Stored records:
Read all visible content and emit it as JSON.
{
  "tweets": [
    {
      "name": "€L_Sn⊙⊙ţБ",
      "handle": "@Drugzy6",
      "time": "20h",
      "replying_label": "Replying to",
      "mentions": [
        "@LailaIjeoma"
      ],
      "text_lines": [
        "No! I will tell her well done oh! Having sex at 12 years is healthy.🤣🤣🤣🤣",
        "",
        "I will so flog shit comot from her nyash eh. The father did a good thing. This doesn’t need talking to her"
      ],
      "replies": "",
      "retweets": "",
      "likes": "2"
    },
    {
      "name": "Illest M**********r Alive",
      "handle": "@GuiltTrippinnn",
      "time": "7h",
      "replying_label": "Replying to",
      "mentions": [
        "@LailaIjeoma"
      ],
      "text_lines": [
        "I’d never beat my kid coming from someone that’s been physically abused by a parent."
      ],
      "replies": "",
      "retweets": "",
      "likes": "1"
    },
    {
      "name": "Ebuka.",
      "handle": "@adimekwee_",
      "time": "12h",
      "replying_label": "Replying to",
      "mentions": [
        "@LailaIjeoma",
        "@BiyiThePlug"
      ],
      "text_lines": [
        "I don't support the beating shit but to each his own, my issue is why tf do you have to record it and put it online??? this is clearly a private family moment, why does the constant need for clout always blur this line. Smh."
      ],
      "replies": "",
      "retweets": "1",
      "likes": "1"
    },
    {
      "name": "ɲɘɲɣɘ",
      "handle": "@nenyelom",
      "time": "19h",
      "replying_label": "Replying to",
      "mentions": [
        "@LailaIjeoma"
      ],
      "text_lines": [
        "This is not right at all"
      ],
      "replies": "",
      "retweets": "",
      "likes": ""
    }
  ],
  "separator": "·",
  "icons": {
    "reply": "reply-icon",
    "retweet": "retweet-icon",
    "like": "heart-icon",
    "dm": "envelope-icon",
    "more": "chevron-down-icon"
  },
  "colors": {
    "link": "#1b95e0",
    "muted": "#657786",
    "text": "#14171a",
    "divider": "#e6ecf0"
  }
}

Description of the task: From the entries above, pull out each line that includes "handle".

Expected answer:
      "handle": "@Drugzy6",
      "handle": "@GuiltTrippinnn",
      "handle": "@adimekwee_",
      "handle": "@nenyelom",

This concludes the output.